Given exercise:
Copy all of the material exactly. Pictures are not to appear in the copy.

::::::::::

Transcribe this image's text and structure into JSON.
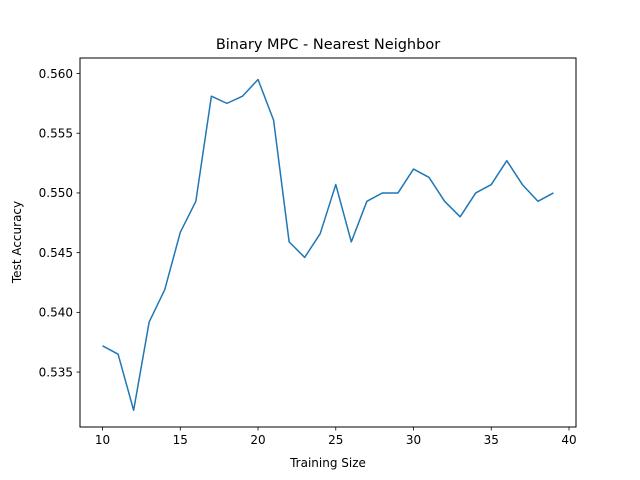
{
  "chart_data": {
    "type": "line",
    "title": "Binary MPC - Nearest Neighbor",
    "xlabel": "Training Size",
    "ylabel": "Test Accuracy",
    "xlim": [
      8.55,
      40.45
    ],
    "ylim": [
      0.5304,
      0.5613
    ],
    "xticks": [
      10,
      15,
      20,
      25,
      30,
      35,
      40
    ],
    "yticks": [
      0.535,
      0.54,
      0.545,
      0.55,
      0.555,
      0.56
    ],
    "ytick_labels": [
      "0.535",
      "0.540",
      "0.545",
      "0.550",
      "0.555",
      "0.560"
    ],
    "grid": false,
    "series": [
      {
        "color": "#1f77b4",
        "x": [
          10,
          11,
          12,
          13,
          14,
          15,
          16,
          17,
          18,
          19,
          20,
          21,
          22,
          23,
          24,
          25,
          26,
          27,
          28,
          29,
          30,
          31,
          32,
          33,
          34,
          35,
          36,
          37,
          38,
          39
        ],
        "y": [
          0.5372,
          0.5365,
          0.5318,
          0.5392,
          0.5419,
          0.5467,
          0.5493,
          0.5581,
          0.5575,
          0.5581,
          0.5595,
          0.5561,
          0.5459,
          0.5446,
          0.5466,
          0.5507,
          0.5459,
          0.5493,
          0.55,
          0.55,
          0.552,
          0.5513,
          0.5493,
          0.548,
          0.55,
          0.5507,
          0.5527,
          0.5507,
          0.5493,
          0.55
        ]
      }
    ]
  }
}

::::::::::

Completed exercise:
Transcribe this image's text and structure into JSON.
{
  "chart_data": {
    "type": "line",
    "title": "Binary MPC - Nearest Neighbor",
    "xlabel": "Training Size",
    "ylabel": "Test Accuracy",
    "xlim": [
      8.55,
      40.45
    ],
    "ylim": [
      0.5304,
      0.5613
    ],
    "xticks": [
      10,
      15,
      20,
      25,
      30,
      35,
      40
    ],
    "yticks": [
      0.535,
      0.54,
      0.545,
      0.55,
      0.555,
      0.56
    ],
    "ytick_labels": [
      "0.535",
      "0.540",
      "0.545",
      "0.550",
      "0.555",
      "0.560"
    ],
    "grid": false,
    "series": [
      {
        "color": "#1f77b4",
        "x": [
          10,
          11,
          12,
          13,
          14,
          15,
          16,
          17,
          18,
          19,
          20,
          21,
          22,
          23,
          24,
          25,
          26,
          27,
          28,
          29,
          30,
          31,
          32,
          33,
          34,
          35,
          36,
          37,
          38,
          39
        ],
        "y": [
          0.5372,
          0.5365,
          0.5318,
          0.5392,
          0.5419,
          0.5467,
          0.5493,
          0.5581,
          0.5575,
          0.5581,
          0.5595,
          0.5561,
          0.5459,
          0.5446,
          0.5466,
          0.5507,
          0.5459,
          0.5493,
          0.55,
          0.55,
          0.552,
          0.5513,
          0.5493,
          0.548,
          0.55,
          0.5507,
          0.5527,
          0.5507,
          0.5493,
          0.55
        ]
      }
    ]
  }
}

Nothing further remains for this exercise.